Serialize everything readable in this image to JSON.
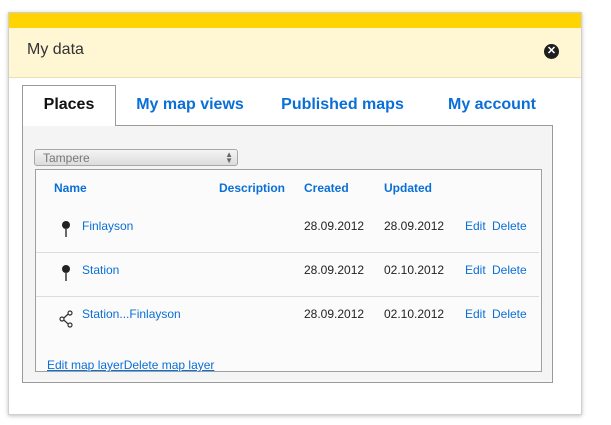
{
  "dialog": {
    "title": "My data",
    "close_icon": "close-icon"
  },
  "tabs": [
    {
      "label": "Places",
      "active": true
    },
    {
      "label": "My map views",
      "active": false
    },
    {
      "label": "Published maps",
      "active": false
    },
    {
      "label": "My account",
      "active": false
    }
  ],
  "layer_select": {
    "value": "Tampere"
  },
  "table": {
    "columns": [
      "Name",
      "Description",
      "Created",
      "Updated"
    ],
    "rows": [
      {
        "icon": "pin-icon",
        "name": "Finlayson",
        "description": "",
        "created": "28.09.2012",
        "updated": "28.09.2012",
        "edit": "Edit",
        "delete": "Delete"
      },
      {
        "icon": "pin-icon",
        "name": "Station",
        "description": "",
        "created": "28.09.2012",
        "updated": "02.10.2012",
        "edit": "Edit",
        "delete": "Delete"
      },
      {
        "icon": "share-route-icon",
        "name": "Station...Finlayson",
        "description": "",
        "created": "28.09.2012",
        "updated": "02.10.2012",
        "edit": "Edit",
        "delete": "Delete"
      }
    ]
  },
  "footer": {
    "edit_layer": "Edit map layer",
    "delete_layer": "Delete map layer"
  },
  "colors": {
    "accent_yellow": "#ffd400",
    "header_bg": "#fff6d3",
    "link_blue": "#0a6fd6"
  }
}
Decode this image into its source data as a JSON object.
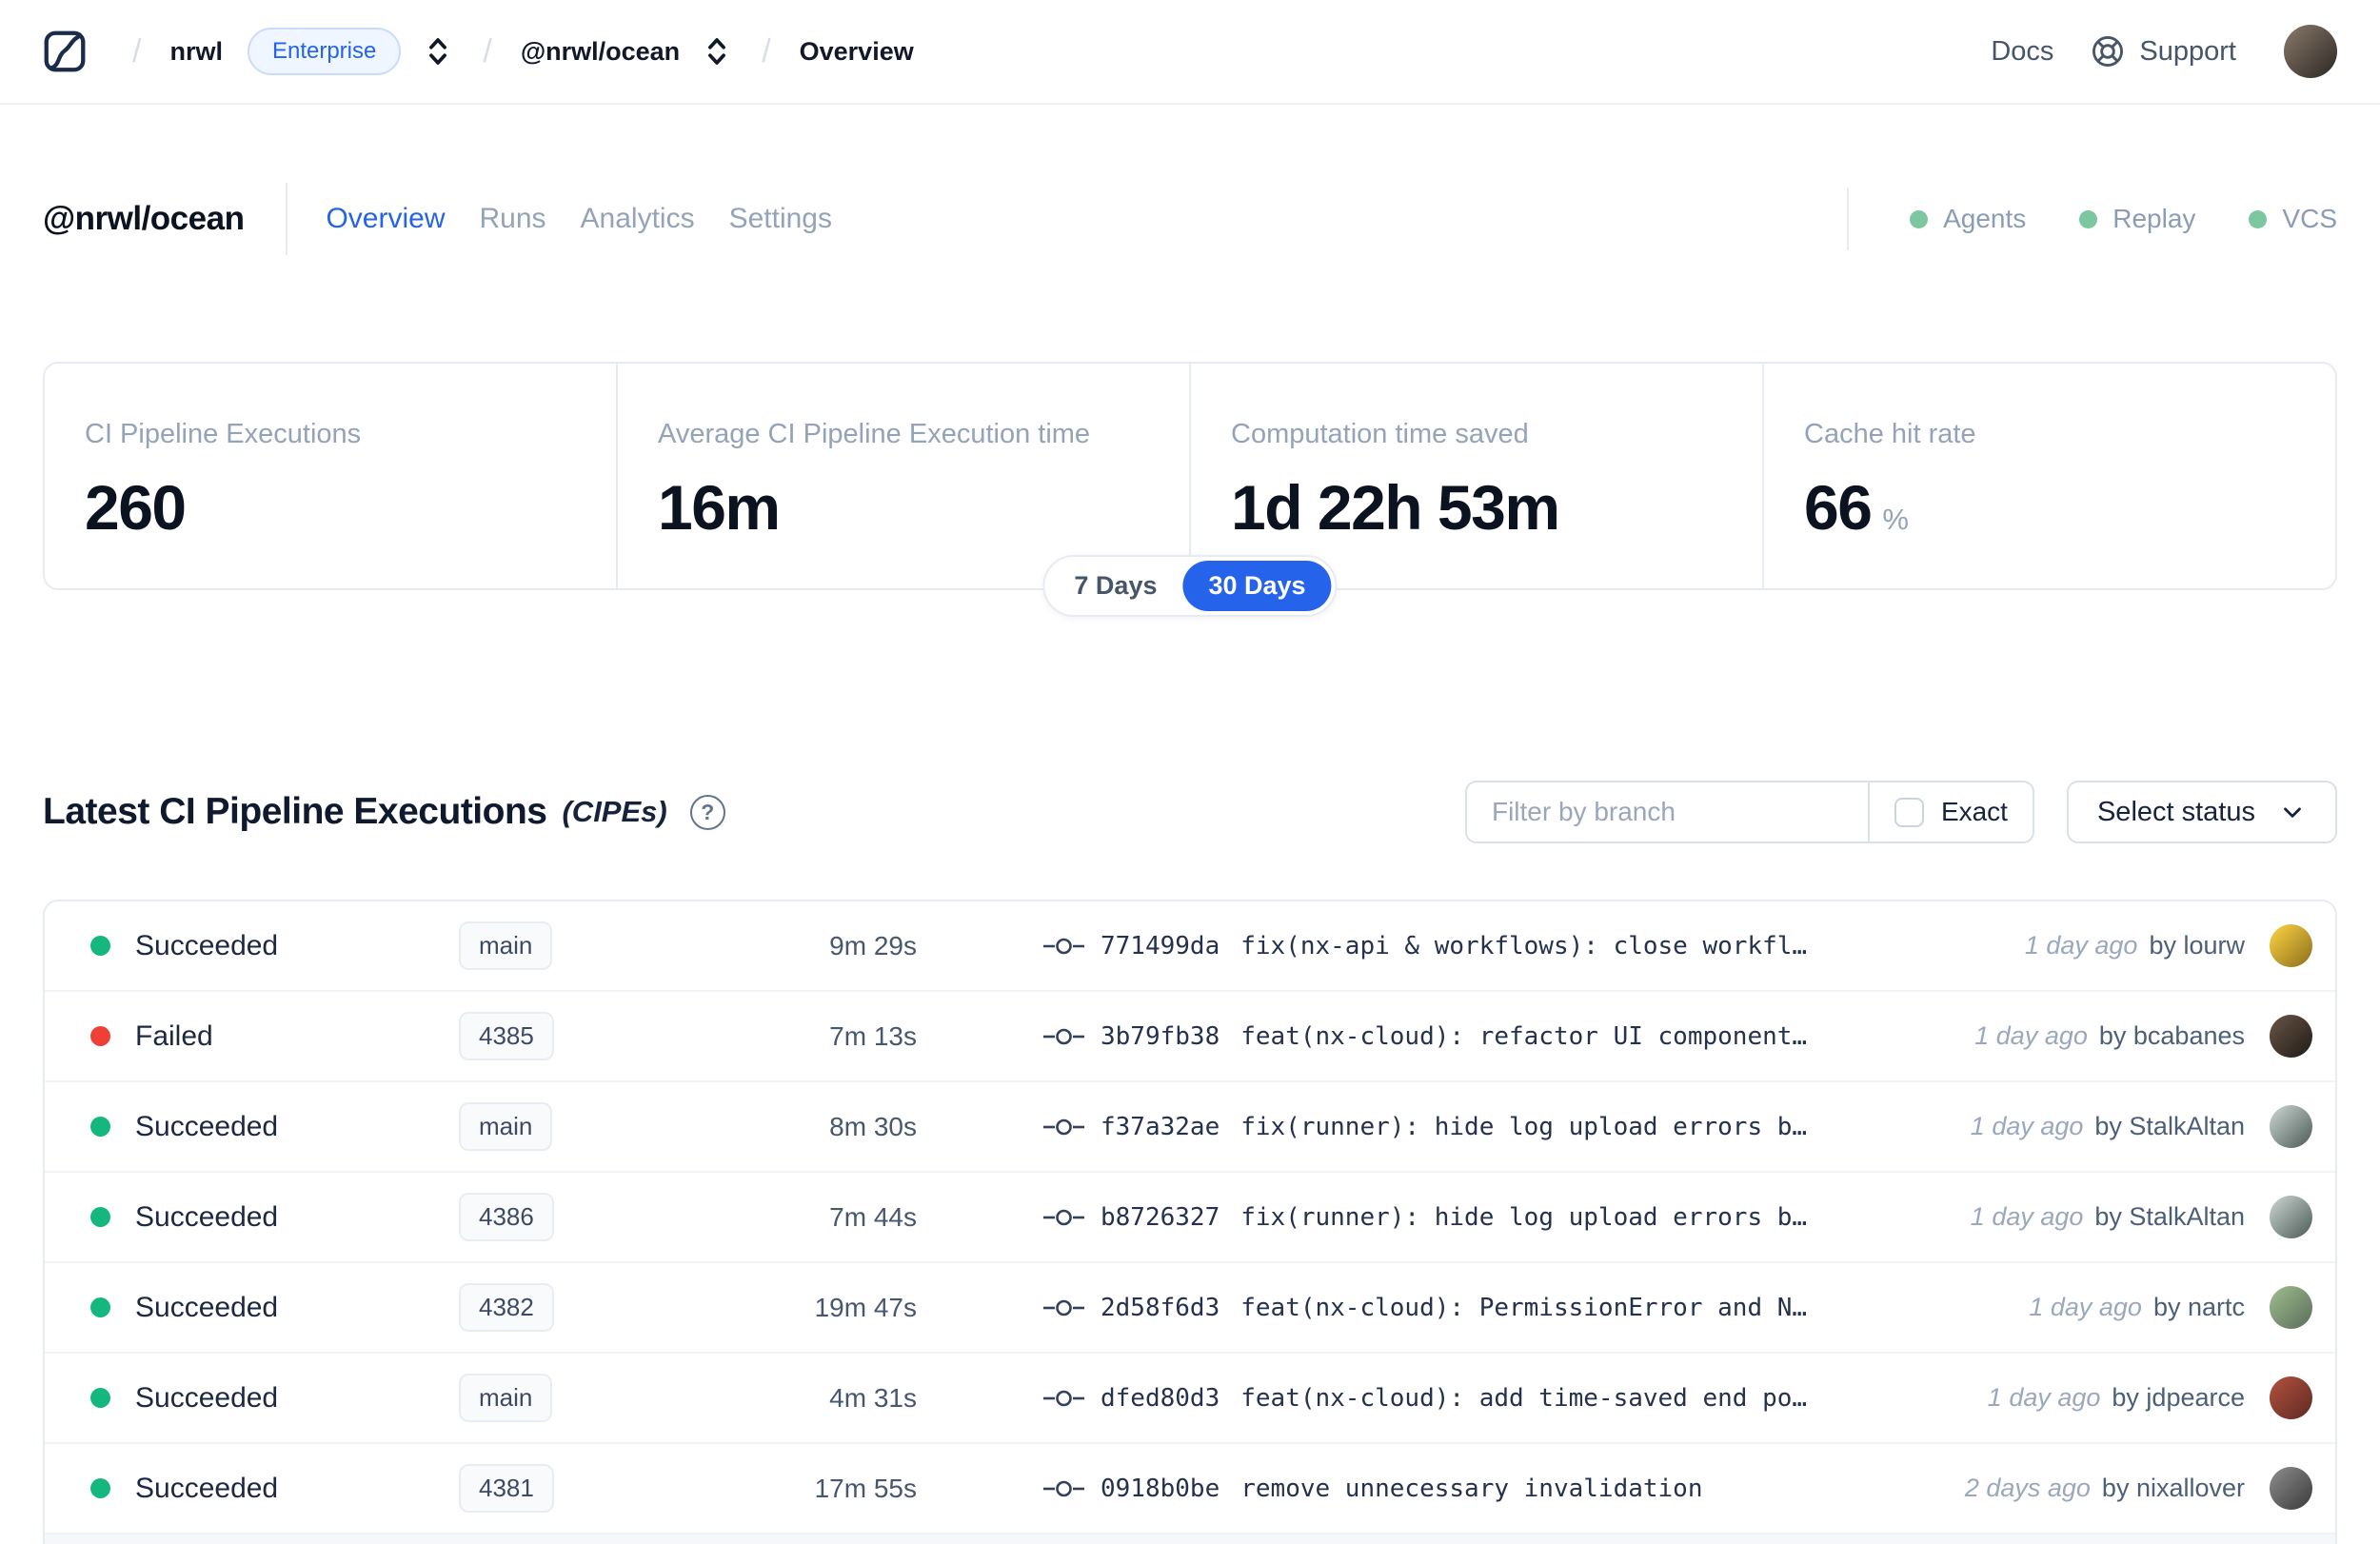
{
  "topnav": {
    "breadcrumb": {
      "org": "nrwl",
      "badge": "Enterprise",
      "workspace": "@nrwl/ocean",
      "page": "Overview"
    },
    "docs_label": "Docs",
    "support_label": "Support",
    "avatar_colors": [
      "#8a7a6b",
      "#2c2723"
    ]
  },
  "workspace": {
    "title": "@nrwl/ocean",
    "tabs": [
      {
        "label": "Overview"
      },
      {
        "label": "Runs"
      },
      {
        "label": "Analytics"
      },
      {
        "label": "Settings"
      }
    ],
    "indicators": [
      {
        "label": "Agents"
      },
      {
        "label": "Replay"
      },
      {
        "label": "VCS"
      }
    ],
    "indicator_color": "#7cc79f"
  },
  "stats": {
    "cards": [
      {
        "label": "CI Pipeline Executions",
        "value": "260",
        "suffix": ""
      },
      {
        "label": "Average CI Pipeline Execution time",
        "value": "16m",
        "suffix": ""
      },
      {
        "label": "Computation time saved",
        "value": "1d 22h 53m",
        "suffix": ""
      },
      {
        "label": "Cache hit rate",
        "value": "66",
        "suffix": "%"
      }
    ],
    "range_toggle": {
      "option_1": "7 Days",
      "option_2": "30 Days",
      "selected": "30 Days"
    }
  },
  "cipes": {
    "title": "Latest CI Pipeline Executions",
    "title_suffix": "(CIPEs)",
    "help_glyph": "?",
    "filter_placeholder": "Filter by branch",
    "exact_label": "Exact",
    "status_select_label": "Select status",
    "rows": [
      {
        "status": "Succeeded",
        "status_color": "#14b87f",
        "branch": "main",
        "duration": "9m 29s",
        "commit_hash": "771499da",
        "commit_message": "fix(nx-api & workflows): close workfl…",
        "time": "1 day ago",
        "author": "by lourw",
        "avatar": [
          "#ffd645",
          "#8a6d1a"
        ]
      },
      {
        "status": "Failed",
        "status_color": "#ee4037",
        "branch": "4385",
        "duration": "7m 13s",
        "commit_hash": "3b79fb38",
        "commit_message": "feat(nx-cloud): refactor UI component…",
        "time": "1 day ago",
        "author": "by bcabanes",
        "avatar": [
          "#6b5546",
          "#1f1b18"
        ]
      },
      {
        "status": "Succeeded",
        "status_color": "#14b87f",
        "branch": "main",
        "duration": "8m 30s",
        "commit_hash": "f37a32ae",
        "commit_message": "fix(runner): hide log upload errors b…",
        "time": "1 day ago",
        "author": "by StalkAltan",
        "avatar": [
          "#cfd8d4",
          "#4a5a55"
        ]
      },
      {
        "status": "Succeeded",
        "status_color": "#14b87f",
        "branch": "4386",
        "duration": "7m 44s",
        "commit_hash": "b8726327",
        "commit_message": "fix(runner): hide log upload errors b…",
        "time": "1 day ago",
        "author": "by StalkAltan",
        "avatar": [
          "#cfd8d4",
          "#4a5a55"
        ]
      },
      {
        "status": "Succeeded",
        "status_color": "#14b87f",
        "branch": "4382",
        "duration": "19m 47s",
        "commit_hash": "2d58f6d3",
        "commit_message": "feat(nx-cloud): PermissionError and N…",
        "time": "1 day ago",
        "author": "by nartc",
        "avatar": [
          "#9fbf8f",
          "#5b6b5a"
        ]
      },
      {
        "status": "Succeeded",
        "status_color": "#14b87f",
        "branch": "main",
        "duration": "4m 31s",
        "commit_hash": "dfed80d3",
        "commit_message": "feat(nx-cloud): add time-saved end po…",
        "time": "1 day ago",
        "author": "by jdpearce",
        "avatar": [
          "#b4513f",
          "#5e2a22"
        ]
      },
      {
        "status": "Succeeded",
        "status_color": "#14b87f",
        "branch": "4381",
        "duration": "17m 55s",
        "commit_hash": "0918b0be",
        "commit_message": "remove unnecessary invalidation",
        "time": "2 days ago",
        "author": "by nixallover",
        "avatar": [
          "#8e8e8e",
          "#3a3a3a"
        ]
      }
    ]
  }
}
________________________________________
▶ **What to do**:
Output the entries above exactly, without their pictures.

▶ **Task answer**:
Serialize everything readable in this image to JSON.
{
  "dialog": {
    "title": "My data",
    "close_icon": "close-icon"
  },
  "tabs": [
    {
      "label": "Places",
      "active": true
    },
    {
      "label": "My map views",
      "active": false
    },
    {
      "label": "Published maps",
      "active": false
    },
    {
      "label": "My account",
      "active": false
    }
  ],
  "layer_select": {
    "value": "Tampere"
  },
  "table": {
    "columns": [
      "Name",
      "Description",
      "Created",
      "Updated"
    ],
    "rows": [
      {
        "icon": "pin-icon",
        "name": "Finlayson",
        "description": "",
        "created": "28.09.2012",
        "updated": "28.09.2012",
        "edit": "Edit",
        "delete": "Delete"
      },
      {
        "icon": "pin-icon",
        "name": "Station",
        "description": "",
        "created": "28.09.2012",
        "updated": "02.10.2012",
        "edit": "Edit",
        "delete": "Delete"
      },
      {
        "icon": "share-route-icon",
        "name": "Station...Finlayson",
        "description": "",
        "created": "28.09.2012",
        "updated": "02.10.2012",
        "edit": "Edit",
        "delete": "Delete"
      }
    ]
  },
  "footer": {
    "edit_layer": "Edit map layer",
    "delete_layer": "Delete map layer"
  },
  "colors": {
    "accent_yellow": "#ffd400",
    "header_bg": "#fff6d3",
    "link_blue": "#0a6fd6"
  }
}
Decode this image into its source data as a JSON object.
{
  "topnav": {
    "breadcrumb": {
      "org": "nrwl",
      "badge": "Enterprise",
      "workspace": "@nrwl/ocean",
      "page": "Overview"
    },
    "docs_label": "Docs",
    "support_label": "Support",
    "avatar_colors": [
      "#8a7a6b",
      "#2c2723"
    ]
  },
  "workspace": {
    "title": "@nrwl/ocean",
    "tabs": [
      {
        "label": "Overview"
      },
      {
        "label": "Runs"
      },
      {
        "label": "Analytics"
      },
      {
        "label": "Settings"
      }
    ],
    "indicators": [
      {
        "label": "Agents"
      },
      {
        "label": "Replay"
      },
      {
        "label": "VCS"
      }
    ],
    "indicator_color": "#7cc79f"
  },
  "stats": {
    "cards": [
      {
        "label": "CI Pipeline Executions",
        "value": "260",
        "suffix": ""
      },
      {
        "label": "Average CI Pipeline Execution time",
        "value": "16m",
        "suffix": ""
      },
      {
        "label": "Computation time saved",
        "value": "1d 22h 53m",
        "suffix": ""
      },
      {
        "label": "Cache hit rate",
        "value": "66",
        "suffix": "%"
      }
    ],
    "range_toggle": {
      "option_1": "7 Days",
      "option_2": "30 Days",
      "selected": "30 Days"
    }
  },
  "cipes": {
    "title": "Latest CI Pipeline Executions",
    "title_suffix": "(CIPEs)",
    "help_glyph": "?",
    "filter_placeholder": "Filter by branch",
    "exact_label": "Exact",
    "status_select_label": "Select status",
    "rows": [
      {
        "status": "Succeeded",
        "status_color": "#14b87f",
        "branch": "main",
        "duration": "9m 29s",
        "commit_hash": "771499da",
        "commit_message": "fix(nx-api & workflows): close workfl…",
        "time": "1 day ago",
        "author": "by lourw",
        "avatar": [
          "#ffd645",
          "#8a6d1a"
        ]
      },
      {
        "status": "Failed",
        "status_color": "#ee4037",
        "branch": "4385",
        "duration": "7m 13s",
        "commit_hash": "3b79fb38",
        "commit_message": "feat(nx-cloud): refactor UI component…",
        "time": "1 day ago",
        "author": "by bcabanes",
        "avatar": [
          "#6b5546",
          "#1f1b18"
        ]
      },
      {
        "status": "Succeeded",
        "status_color": "#14b87f",
        "branch": "main",
        "duration": "8m 30s",
        "commit_hash": "f37a32ae",
        "commit_message": "fix(runner): hide log upload errors b…",
        "time": "1 day ago",
        "author": "by StalkAltan",
        "avatar": [
          "#cfd8d4",
          "#4a5a55"
        ]
      },
      {
        "status": "Succeeded",
        "status_color": "#14b87f",
        "branch": "4386",
        "duration": "7m 44s",
        "commit_hash": "b8726327",
        "commit_message": "fix(runner): hide log upload errors b…",
        "time": "1 day ago",
        "author": "by StalkAltan",
        "avatar": [
          "#cfd8d4",
          "#4a5a55"
        ]
      },
      {
        "status": "Succeeded",
        "status_color": "#14b87f",
        "branch": "4382",
        "duration": "19m 47s",
        "commit_hash": "2d58f6d3",
        "commit_message": "feat(nx-cloud): PermissionError and N…",
        "time": "1 day ago",
        "author": "by nartc",
        "avatar": [
          "#9fbf8f",
          "#5b6b5a"
        ]
      },
      {
        "status": "Succeeded",
        "status_color": "#14b87f",
        "branch": "main",
        "duration": "4m 31s",
        "commit_hash": "dfed80d3",
        "commit_message": "feat(nx-cloud): add time-saved end po…",
        "time": "1 day ago",
        "author": "by jdpearce",
        "avatar": [
          "#b4513f",
          "#5e2a22"
        ]
      },
      {
        "status": "Succeeded",
        "status_color": "#14b87f",
        "branch": "4381",
        "duration": "17m 55s",
        "commit_hash": "0918b0be",
        "commit_message": "remove unnecessary invalidation",
        "time": "2 days ago",
        "author": "by nixallover",
        "avatar": [
          "#8e8e8e",
          "#3a3a3a"
        ]
      }
    ]
  }
}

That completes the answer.